-------- Rows --------

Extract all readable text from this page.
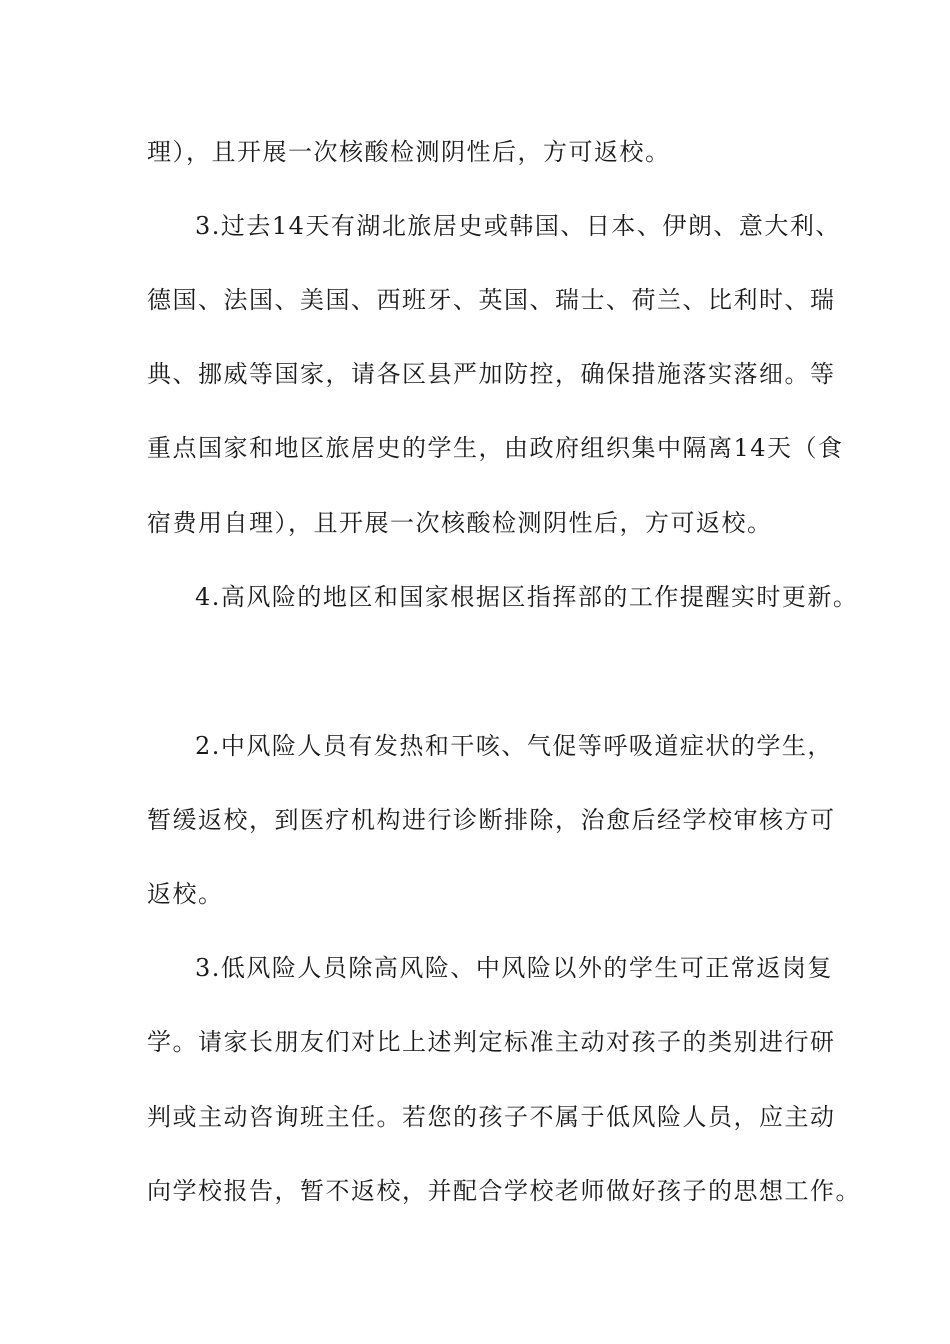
理），且开展一次核酸检测阴性后，方可返校。

3.过去14天有湖北旅居史或韩国、日本、伊朗、意大利、

德国、法国、美国、西班牙、英国、瑞士、荷兰、比利时、瑞

典、挪威等国家，请各区县严加防控，确保措施落实落细。等

重点国家和地区旅居史的学生，由政府组织集中隔离14天（食

宿费用自理），且开展一次核酸检测阴性后，方可返校。

4.高风险的地区和国家根据区指挥部的工作提醒实时更新。

2.中风险人员有发热和干咳、气促等呼吸道症状的学生，

暂缓返校，到医疗机构进行诊断排除，治愈后经学校审核方可

返校。

3.低风险人员除高风险、中风险以外的学生可正常返岗复

学。请家长朋友们对比上述判定标准主动对孩子的类别进行研

判或主动咨询班主任。若您的孩子不属于低风险人员，应主动

向学校报告，暂不返校，并配合学校老师做好孩子的思想工作。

--------

__The task__
In the entries above, identify each line that includes the string "且开展一次核酸检测阴性后", then copy it.

__Solution__
理），且开展一次核酸检测阴性后，方可返校。
宿费用自理），且开展一次核酸检测阴性后，方可返校。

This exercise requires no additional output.